Figure record listings:
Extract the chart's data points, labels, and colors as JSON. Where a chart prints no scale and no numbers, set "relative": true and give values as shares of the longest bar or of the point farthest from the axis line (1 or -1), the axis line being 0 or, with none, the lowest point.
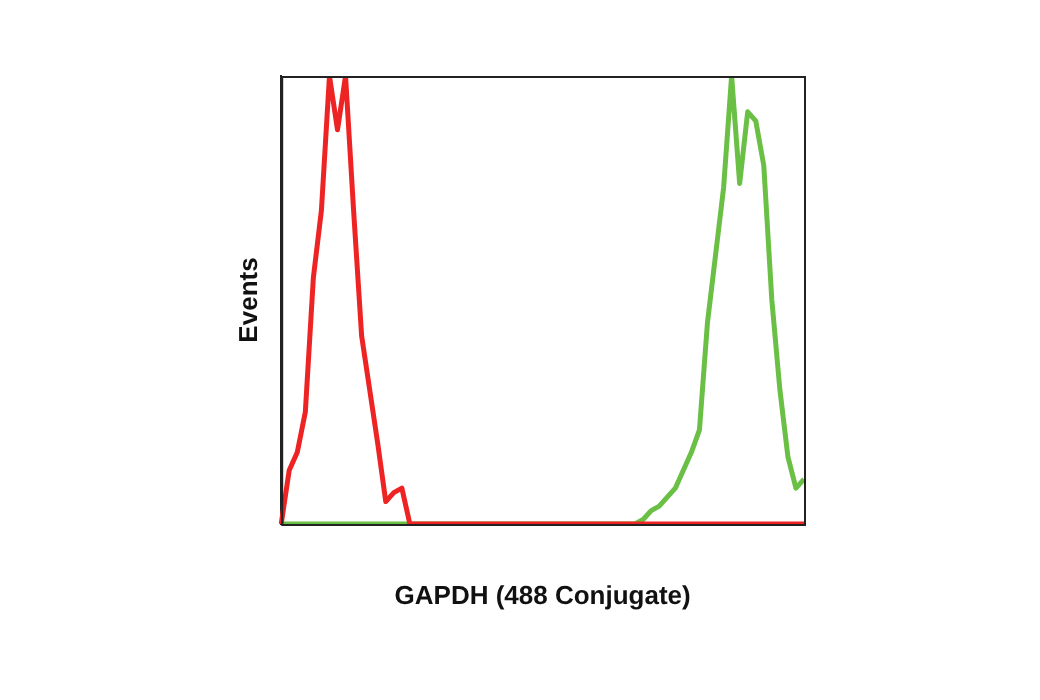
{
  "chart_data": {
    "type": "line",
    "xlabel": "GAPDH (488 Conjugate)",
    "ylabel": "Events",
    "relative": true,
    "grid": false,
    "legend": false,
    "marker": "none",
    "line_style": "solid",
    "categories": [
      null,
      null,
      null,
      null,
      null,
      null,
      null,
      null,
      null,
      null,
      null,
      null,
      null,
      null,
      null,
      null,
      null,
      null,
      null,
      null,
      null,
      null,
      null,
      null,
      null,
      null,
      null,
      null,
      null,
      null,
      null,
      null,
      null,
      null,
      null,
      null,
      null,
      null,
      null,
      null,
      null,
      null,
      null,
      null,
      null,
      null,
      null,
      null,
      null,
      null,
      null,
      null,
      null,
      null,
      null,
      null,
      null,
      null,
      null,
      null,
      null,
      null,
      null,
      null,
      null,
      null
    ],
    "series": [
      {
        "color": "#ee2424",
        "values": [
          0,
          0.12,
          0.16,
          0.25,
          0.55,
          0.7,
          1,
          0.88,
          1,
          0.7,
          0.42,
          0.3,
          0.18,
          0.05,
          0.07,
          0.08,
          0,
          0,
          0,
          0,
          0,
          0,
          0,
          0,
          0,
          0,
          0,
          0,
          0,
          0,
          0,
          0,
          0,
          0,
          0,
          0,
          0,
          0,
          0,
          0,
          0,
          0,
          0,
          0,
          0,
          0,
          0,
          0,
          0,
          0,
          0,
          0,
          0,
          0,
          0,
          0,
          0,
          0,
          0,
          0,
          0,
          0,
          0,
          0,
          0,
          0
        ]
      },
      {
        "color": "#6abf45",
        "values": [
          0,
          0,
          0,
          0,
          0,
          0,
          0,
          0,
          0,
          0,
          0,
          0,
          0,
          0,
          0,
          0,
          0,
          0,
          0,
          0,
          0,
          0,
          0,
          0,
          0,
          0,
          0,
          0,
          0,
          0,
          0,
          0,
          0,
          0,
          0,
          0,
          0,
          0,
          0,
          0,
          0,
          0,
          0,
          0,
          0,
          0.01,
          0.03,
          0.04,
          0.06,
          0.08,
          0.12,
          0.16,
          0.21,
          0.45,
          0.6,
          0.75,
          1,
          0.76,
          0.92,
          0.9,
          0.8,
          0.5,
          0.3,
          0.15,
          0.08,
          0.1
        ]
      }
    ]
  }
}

*TO BE DONE*: Quote the full listing above word for word; exclude every picture from the copy.

*SOLUTION TO THIS EXERCISE*:
Extract the chart's data points, labels, and colors as JSON. Where a chart prints no scale and no numbers, set "relative": true and give values as shares of the longest bar or of the point farthest from the axis line (1 or -1), the axis line being 0 or, with none, the lowest point.
{
  "chart_data": {
    "type": "line",
    "xlabel": "GAPDH (488 Conjugate)",
    "ylabel": "Events",
    "relative": true,
    "grid": false,
    "legend": false,
    "marker": "none",
    "line_style": "solid",
    "categories": [
      null,
      null,
      null,
      null,
      null,
      null,
      null,
      null,
      null,
      null,
      null,
      null,
      null,
      null,
      null,
      null,
      null,
      null,
      null,
      null,
      null,
      null,
      null,
      null,
      null,
      null,
      null,
      null,
      null,
      null,
      null,
      null,
      null,
      null,
      null,
      null,
      null,
      null,
      null,
      null,
      null,
      null,
      null,
      null,
      null,
      null,
      null,
      null,
      null,
      null,
      null,
      null,
      null,
      null,
      null,
      null,
      null,
      null,
      null,
      null,
      null,
      null,
      null,
      null,
      null,
      null
    ],
    "series": [
      {
        "color": "#ee2424",
        "values": [
          0,
          0.12,
          0.16,
          0.25,
          0.55,
          0.7,
          1,
          0.88,
          1,
          0.7,
          0.42,
          0.3,
          0.18,
          0.05,
          0.07,
          0.08,
          0,
          0,
          0,
          0,
          0,
          0,
          0,
          0,
          0,
          0,
          0,
          0,
          0,
          0,
          0,
          0,
          0,
          0,
          0,
          0,
          0,
          0,
          0,
          0,
          0,
          0,
          0,
          0,
          0,
          0,
          0,
          0,
          0,
          0,
          0,
          0,
          0,
          0,
          0,
          0,
          0,
          0,
          0,
          0,
          0,
          0,
          0,
          0,
          0,
          0
        ]
      },
      {
        "color": "#6abf45",
        "values": [
          0,
          0,
          0,
          0,
          0,
          0,
          0,
          0,
          0,
          0,
          0,
          0,
          0,
          0,
          0,
          0,
          0,
          0,
          0,
          0,
          0,
          0,
          0,
          0,
          0,
          0,
          0,
          0,
          0,
          0,
          0,
          0,
          0,
          0,
          0,
          0,
          0,
          0,
          0,
          0,
          0,
          0,
          0,
          0,
          0,
          0.01,
          0.03,
          0.04,
          0.06,
          0.08,
          0.12,
          0.16,
          0.21,
          0.45,
          0.6,
          0.75,
          1,
          0.76,
          0.92,
          0.9,
          0.8,
          0.5,
          0.3,
          0.15,
          0.08,
          0.1
        ]
      }
    ]
  }
}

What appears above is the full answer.